> _Task to complete_
Wherever "description" appears in a line, list that line.

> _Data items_
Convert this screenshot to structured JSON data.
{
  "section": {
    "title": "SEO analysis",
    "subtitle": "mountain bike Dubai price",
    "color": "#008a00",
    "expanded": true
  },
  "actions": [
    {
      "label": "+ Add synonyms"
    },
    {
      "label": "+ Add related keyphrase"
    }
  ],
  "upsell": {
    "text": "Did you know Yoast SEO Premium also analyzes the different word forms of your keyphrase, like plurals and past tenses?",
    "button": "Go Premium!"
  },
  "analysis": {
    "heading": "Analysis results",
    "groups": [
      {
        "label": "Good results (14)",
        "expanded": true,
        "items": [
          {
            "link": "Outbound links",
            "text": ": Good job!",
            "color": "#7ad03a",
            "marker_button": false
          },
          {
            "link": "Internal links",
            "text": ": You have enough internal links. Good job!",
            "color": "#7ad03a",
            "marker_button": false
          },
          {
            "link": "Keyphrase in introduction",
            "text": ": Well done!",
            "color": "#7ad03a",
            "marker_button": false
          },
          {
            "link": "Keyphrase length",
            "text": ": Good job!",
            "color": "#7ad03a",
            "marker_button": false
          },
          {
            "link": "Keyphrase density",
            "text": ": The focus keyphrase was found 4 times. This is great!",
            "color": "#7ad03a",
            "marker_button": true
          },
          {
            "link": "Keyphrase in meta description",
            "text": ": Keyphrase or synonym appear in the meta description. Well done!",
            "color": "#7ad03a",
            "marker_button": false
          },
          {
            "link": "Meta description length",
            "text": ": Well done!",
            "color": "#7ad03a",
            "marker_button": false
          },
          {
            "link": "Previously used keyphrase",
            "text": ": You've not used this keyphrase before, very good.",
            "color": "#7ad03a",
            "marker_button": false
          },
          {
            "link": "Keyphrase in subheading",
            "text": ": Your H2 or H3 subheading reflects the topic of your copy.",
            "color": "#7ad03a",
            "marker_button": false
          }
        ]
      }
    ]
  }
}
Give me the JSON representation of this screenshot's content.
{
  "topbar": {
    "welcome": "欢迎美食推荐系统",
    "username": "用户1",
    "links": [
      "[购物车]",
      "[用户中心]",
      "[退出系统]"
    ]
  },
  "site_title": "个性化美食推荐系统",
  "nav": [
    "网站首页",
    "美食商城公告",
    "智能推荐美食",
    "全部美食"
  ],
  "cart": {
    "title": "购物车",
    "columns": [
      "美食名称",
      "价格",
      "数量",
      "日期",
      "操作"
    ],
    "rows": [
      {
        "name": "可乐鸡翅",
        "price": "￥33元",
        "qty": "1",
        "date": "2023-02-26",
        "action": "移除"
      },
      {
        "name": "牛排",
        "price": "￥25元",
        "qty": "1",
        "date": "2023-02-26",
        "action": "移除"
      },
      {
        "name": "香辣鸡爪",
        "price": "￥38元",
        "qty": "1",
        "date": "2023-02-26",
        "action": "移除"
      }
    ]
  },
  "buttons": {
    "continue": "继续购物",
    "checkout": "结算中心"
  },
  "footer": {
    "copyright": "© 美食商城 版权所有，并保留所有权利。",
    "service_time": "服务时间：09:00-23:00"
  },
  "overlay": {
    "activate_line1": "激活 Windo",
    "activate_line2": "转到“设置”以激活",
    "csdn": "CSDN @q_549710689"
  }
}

> _Correct response_
            "link": "Keyphrase in meta description",
            "text": ": Keyphrase or synonym appear in the meta description. Well done!",
            "link": "Meta description length",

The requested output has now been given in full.